• _Short task_
Copy the listing below line for line, with no changes, and leave out the pictures.
____ Dataset rows
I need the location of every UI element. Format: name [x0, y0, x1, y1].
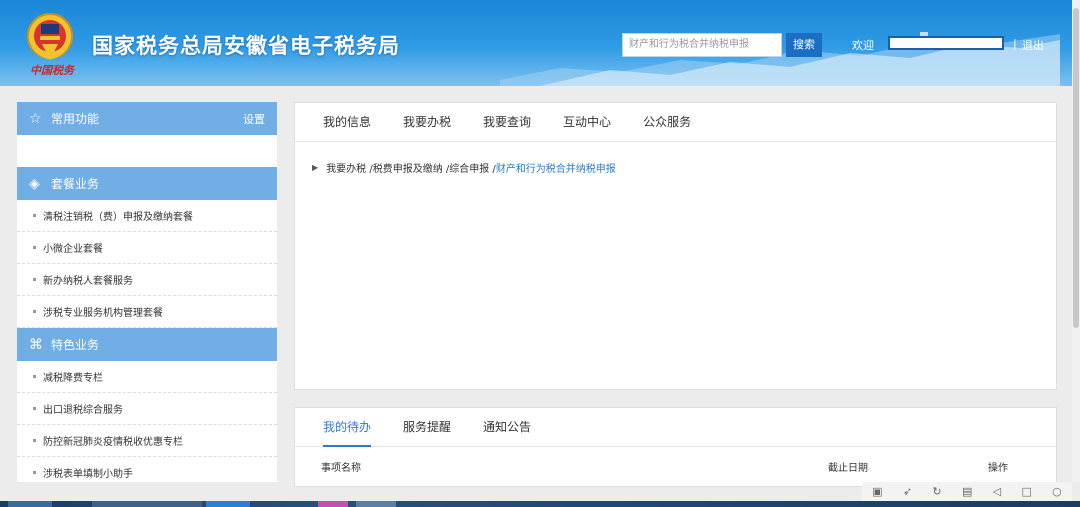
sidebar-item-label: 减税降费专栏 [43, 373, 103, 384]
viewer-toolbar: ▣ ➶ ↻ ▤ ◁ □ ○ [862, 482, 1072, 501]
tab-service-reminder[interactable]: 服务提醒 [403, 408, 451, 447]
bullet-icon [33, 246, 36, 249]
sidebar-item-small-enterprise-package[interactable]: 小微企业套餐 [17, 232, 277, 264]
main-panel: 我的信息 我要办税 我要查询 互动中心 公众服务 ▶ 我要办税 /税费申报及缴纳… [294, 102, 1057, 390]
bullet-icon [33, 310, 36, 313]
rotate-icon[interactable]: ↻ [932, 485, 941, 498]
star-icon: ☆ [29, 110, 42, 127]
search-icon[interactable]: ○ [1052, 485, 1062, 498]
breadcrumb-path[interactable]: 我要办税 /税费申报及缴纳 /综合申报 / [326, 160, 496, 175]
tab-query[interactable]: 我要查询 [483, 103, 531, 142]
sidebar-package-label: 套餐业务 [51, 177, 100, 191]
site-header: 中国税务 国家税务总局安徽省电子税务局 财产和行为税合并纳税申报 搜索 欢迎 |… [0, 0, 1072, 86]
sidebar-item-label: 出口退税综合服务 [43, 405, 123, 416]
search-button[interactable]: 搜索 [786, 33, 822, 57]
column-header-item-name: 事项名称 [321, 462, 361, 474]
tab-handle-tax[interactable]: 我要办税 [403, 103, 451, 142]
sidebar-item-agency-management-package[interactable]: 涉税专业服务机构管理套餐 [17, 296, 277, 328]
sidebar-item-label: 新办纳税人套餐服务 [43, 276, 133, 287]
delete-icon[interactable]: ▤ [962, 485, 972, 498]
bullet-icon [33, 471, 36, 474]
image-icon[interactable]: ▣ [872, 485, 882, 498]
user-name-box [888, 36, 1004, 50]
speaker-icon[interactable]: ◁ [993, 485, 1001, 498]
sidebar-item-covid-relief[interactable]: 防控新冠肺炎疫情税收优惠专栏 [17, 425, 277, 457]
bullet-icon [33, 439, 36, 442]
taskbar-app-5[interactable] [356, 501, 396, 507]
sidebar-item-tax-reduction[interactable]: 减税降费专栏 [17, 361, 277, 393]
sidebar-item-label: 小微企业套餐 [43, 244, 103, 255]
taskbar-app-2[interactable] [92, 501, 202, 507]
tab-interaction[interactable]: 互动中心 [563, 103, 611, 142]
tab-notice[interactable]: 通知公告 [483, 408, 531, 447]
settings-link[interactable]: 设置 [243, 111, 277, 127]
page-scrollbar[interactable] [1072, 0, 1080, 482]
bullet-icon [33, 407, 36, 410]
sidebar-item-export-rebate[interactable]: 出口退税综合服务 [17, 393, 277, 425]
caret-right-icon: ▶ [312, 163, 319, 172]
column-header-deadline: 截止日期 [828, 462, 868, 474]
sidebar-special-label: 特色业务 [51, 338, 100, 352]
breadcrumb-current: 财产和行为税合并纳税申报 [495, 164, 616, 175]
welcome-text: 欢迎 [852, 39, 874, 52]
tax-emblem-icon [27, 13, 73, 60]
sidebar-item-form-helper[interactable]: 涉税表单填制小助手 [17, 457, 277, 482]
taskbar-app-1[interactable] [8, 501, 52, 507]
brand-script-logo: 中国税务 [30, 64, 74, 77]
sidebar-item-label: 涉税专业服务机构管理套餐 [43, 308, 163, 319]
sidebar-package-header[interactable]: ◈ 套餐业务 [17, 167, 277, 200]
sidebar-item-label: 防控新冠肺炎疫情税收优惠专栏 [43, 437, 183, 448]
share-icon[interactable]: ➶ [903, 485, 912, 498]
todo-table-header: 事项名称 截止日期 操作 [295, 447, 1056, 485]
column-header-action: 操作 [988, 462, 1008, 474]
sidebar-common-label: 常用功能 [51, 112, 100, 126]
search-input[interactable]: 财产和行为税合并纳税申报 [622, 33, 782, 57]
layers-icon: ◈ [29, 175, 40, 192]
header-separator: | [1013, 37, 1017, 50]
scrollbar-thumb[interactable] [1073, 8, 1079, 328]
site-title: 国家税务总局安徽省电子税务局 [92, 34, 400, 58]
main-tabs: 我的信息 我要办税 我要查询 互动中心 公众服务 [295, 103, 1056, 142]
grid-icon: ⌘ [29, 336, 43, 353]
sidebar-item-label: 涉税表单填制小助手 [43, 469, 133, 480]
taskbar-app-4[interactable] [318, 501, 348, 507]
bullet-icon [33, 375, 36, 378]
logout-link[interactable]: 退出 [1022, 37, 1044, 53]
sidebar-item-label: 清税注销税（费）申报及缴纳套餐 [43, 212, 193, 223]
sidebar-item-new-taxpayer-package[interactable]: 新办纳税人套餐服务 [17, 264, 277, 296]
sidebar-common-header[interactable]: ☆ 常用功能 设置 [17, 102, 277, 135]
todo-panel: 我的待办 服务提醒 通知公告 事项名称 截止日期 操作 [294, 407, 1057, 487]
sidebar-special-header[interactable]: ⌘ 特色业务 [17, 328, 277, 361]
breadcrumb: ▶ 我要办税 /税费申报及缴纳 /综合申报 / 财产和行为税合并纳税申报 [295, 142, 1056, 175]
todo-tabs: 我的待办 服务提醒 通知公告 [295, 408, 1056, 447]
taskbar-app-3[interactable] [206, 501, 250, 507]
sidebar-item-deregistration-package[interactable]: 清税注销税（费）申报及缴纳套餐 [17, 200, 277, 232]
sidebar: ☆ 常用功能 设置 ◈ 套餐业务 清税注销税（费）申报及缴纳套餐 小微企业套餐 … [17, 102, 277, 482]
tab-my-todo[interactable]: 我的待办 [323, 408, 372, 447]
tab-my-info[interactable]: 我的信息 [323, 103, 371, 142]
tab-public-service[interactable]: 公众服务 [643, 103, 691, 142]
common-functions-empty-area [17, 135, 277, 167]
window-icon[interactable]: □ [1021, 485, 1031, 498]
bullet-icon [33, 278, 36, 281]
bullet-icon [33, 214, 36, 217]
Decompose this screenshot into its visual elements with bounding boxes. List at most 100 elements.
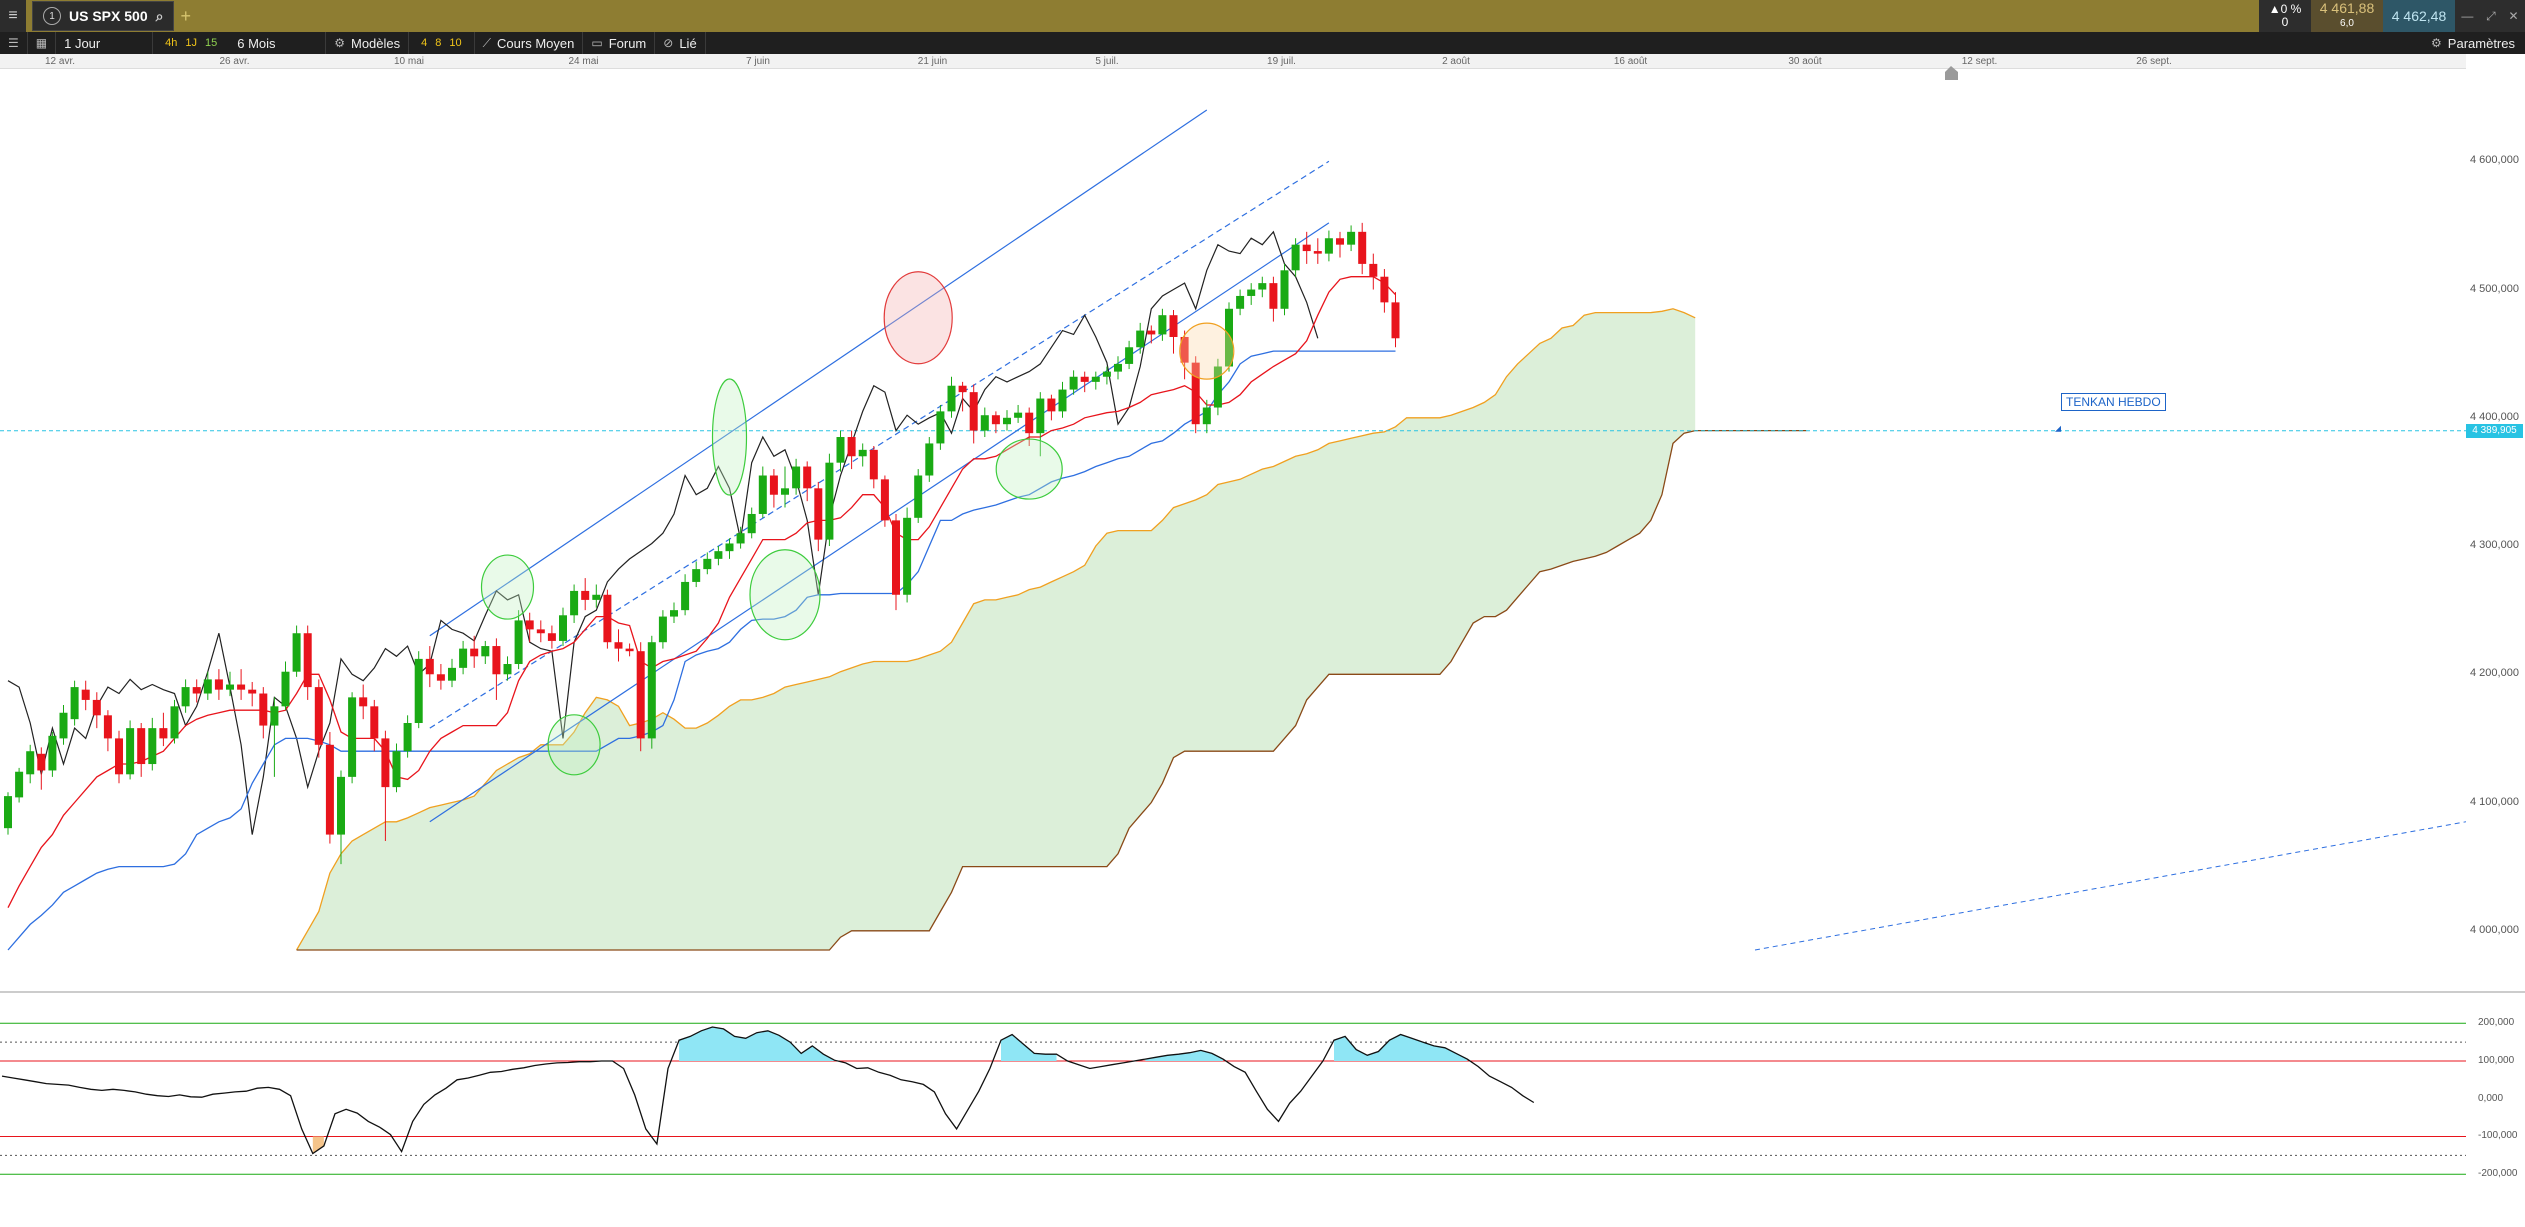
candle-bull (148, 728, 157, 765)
________
• _Written response_
I need the location of every UI element. Format: name [x0, y0, x1, y1].
sidebar-item-label: 减税降费专栏 [43, 373, 103, 384]
viewer-toolbar: ▣ ➶ ↻ ▤ ◁ □ ○ [862, 482, 1072, 501]
tab-service-reminder[interactable]: 服务提醒 [403, 408, 451, 447]
bullet-icon [33, 246, 36, 249]
sidebar-item-small-enterprise-package[interactable]: 小微企业套餐 [17, 232, 277, 264]
main-panel: 我的信息 我要办税 我要查询 互动中心 公众服务 ▶ 我要办税 /税费申报及缴纳… [294, 102, 1057, 390]
bullet-icon [33, 310, 36, 313]
rotate-icon[interactable]: ↻ [932, 485, 941, 498]
star-icon: ☆ [29, 110, 42, 127]
search-icon[interactable]: ○ [1052, 485, 1062, 498]
breadcrumb-path[interactable]: 我要办税 /税费申报及缴纳 /综合申报 / [326, 160, 496, 175]
tab-query[interactable]: 我要查询 [483, 103, 531, 142]
sidebar-package-label: 套餐业务 [51, 177, 100, 191]
site-header: 中国税务 国家税务总局安徽省电子税务局 财产和行为税合并纳税申报 搜索 欢迎 |… [0, 0, 1072, 86]
sidebar-item-label: 出口退税综合服务 [43, 405, 123, 416]
search-button[interactable]: 搜索 [786, 33, 822, 57]
column-header-item-name: 事项名称 [321, 462, 361, 474]
tab-handle-tax[interactable]: 我要办税 [403, 103, 451, 142]
sidebar-item-agency-management-package[interactable]: 涉税专业服务机构管理套餐 [17, 296, 277, 328]
sidebar-item-label: 新办纳税人套餐服务 [43, 276, 133, 287]
delete-icon[interactable]: ▤ [962, 485, 972, 498]
bullet-icon [33, 471, 36, 474]
image-icon[interactable]: ▣ [872, 485, 882, 498]
user-name-box [888, 36, 1004, 50]
speaker-icon[interactable]: ◁ [993, 485, 1001, 498]
sidebar-item-covid-relief[interactable]: 防控新冠肺炎疫情税收优惠专栏 [17, 425, 277, 457]
bullet-icon [33, 439, 36, 442]
taskbar-app-5[interactable] [356, 501, 396, 507]
sidebar-item-tax-reduction[interactable]: 减税降费专栏 [17, 361, 277, 393]
sidebar-item-label: 小微企业套餐 [43, 244, 103, 255]
taskbar-app-2[interactable] [92, 501, 202, 507]
tab-interaction[interactable]: 互动中心 [563, 103, 611, 142]
tab-notice[interactable]: 通知公告 [483, 408, 531, 447]
settings-link[interactable]: 设置 [243, 111, 277, 127]
page-scrollbar[interactable] [1072, 0, 1080, 482]
bullet-icon [33, 407, 36, 410]
sidebar-item-export-rebate[interactable]: 出口退税综合服务 [17, 393, 277, 425]
caret-right-icon: ▶ [312, 163, 319, 172]
column-header-deadline: 截止日期 [828, 462, 868, 474]
sidebar-special-label: 特色业务 [51, 338, 100, 352]
breadcrumb-current: 财产和行为税合并纳税申报 [495, 164, 616, 175]
welcome-text: 欢迎 [852, 39, 874, 52]
tax-emblem-icon [27, 13, 73, 60]
sidebar-item-form-helper[interactable]: 涉税表单填制小助手 [17, 457, 277, 482]
taskbar-app-1[interactable] [8, 501, 52, 507]
brand-script-logo: 中国税务 [30, 64, 74, 77]
sidebar-item-label: 涉税专业服务机构管理套餐 [43, 308, 163, 319]
sidebar-package-header[interactable]: ◈ 套餐业务 [17, 167, 277, 200]
sidebar-item-label: 防控新冠肺炎疫情税收优惠专栏 [43, 437, 183, 448]
share-icon[interactable]: ➶ [903, 485, 912, 498]
todo-table-header: 事项名称 截止日期 操作 [295, 447, 1056, 485]
column-header-action: 操作 [988, 462, 1008, 474]
sidebar-common-label: 常用功能 [51, 112, 100, 126]
search-input[interactable]: 财产和行为税合并纳税申报 [622, 33, 782, 57]
layers-icon: ◈ [29, 175, 40, 192]
header-separator: | [1013, 37, 1017, 50]
scrollbar-thumb[interactable] [1073, 8, 1079, 328]
site-title: 国家税务总局安徽省电子税务局 [92, 34, 400, 58]
main-tabs: 我的信息 我要办税 我要查询 互动中心 公众服务 [295, 103, 1056, 142]
grid-icon: ⌘ [29, 336, 43, 353]
sidebar-item-label: 涉税表单填制小助手 [43, 469, 133, 480]
taskbar-app-4[interactable] [318, 501, 348, 507]
bullet-icon [33, 375, 36, 378]
logout-link[interactable]: 退出 [1022, 37, 1044, 53]
sidebar-item-label: 清税注销税（费）申报及缴纳套餐 [43, 212, 193, 223]
sidebar-item-new-taxpayer-package[interactable]: 新办纳税人套餐服务 [17, 264, 277, 296]
sidebar-common-header[interactable]: ☆ 常用功能 设置 [17, 102, 277, 135]
todo-panel: 我的待办 服务提醒 通知公告 事项名称 截止日期 操作 [294, 407, 1057, 487]
sidebar-special-header[interactable]: ⌘ 特色业务 [17, 328, 277, 361]
breadcrumb: ▶ 我要办税 /税费申报及缴纳 /综合申报 / 财产和行为税合并纳税申报 [295, 142, 1056, 175]
todo-tabs: 我的待办 服务提醒 通知公告 [295, 408, 1056, 447]
taskbar-app-3[interactable] [206, 501, 250, 507]
sidebar-item-deregistration-package[interactable]: 清税注销税（费）申报及缴纳套餐 [17, 200, 277, 232]
sidebar: ☆ 常用功能 设置 ◈ 套餐业务 清税注销税（费）申报及缴纳套餐 小微企业套餐 … [17, 102, 277, 482]
tab-my-todo[interactable]: 我的待办 [323, 408, 372, 447]
tab-my-info[interactable]: 我的信息 [323, 103, 371, 142]
tab-public-service[interactable]: 公众服务 [643, 103, 691, 142]
common-functions-empty-area [17, 135, 277, 167]
window-icon[interactable]: □ [1021, 485, 1031, 498]
bullet-icon [33, 278, 36, 281]
bullet-icon [33, 214, 36, 217]
Decompose this screenshot into its visual elements with bounding boxes. List at most 100 elements.
candle-bull (148, 728, 157, 765)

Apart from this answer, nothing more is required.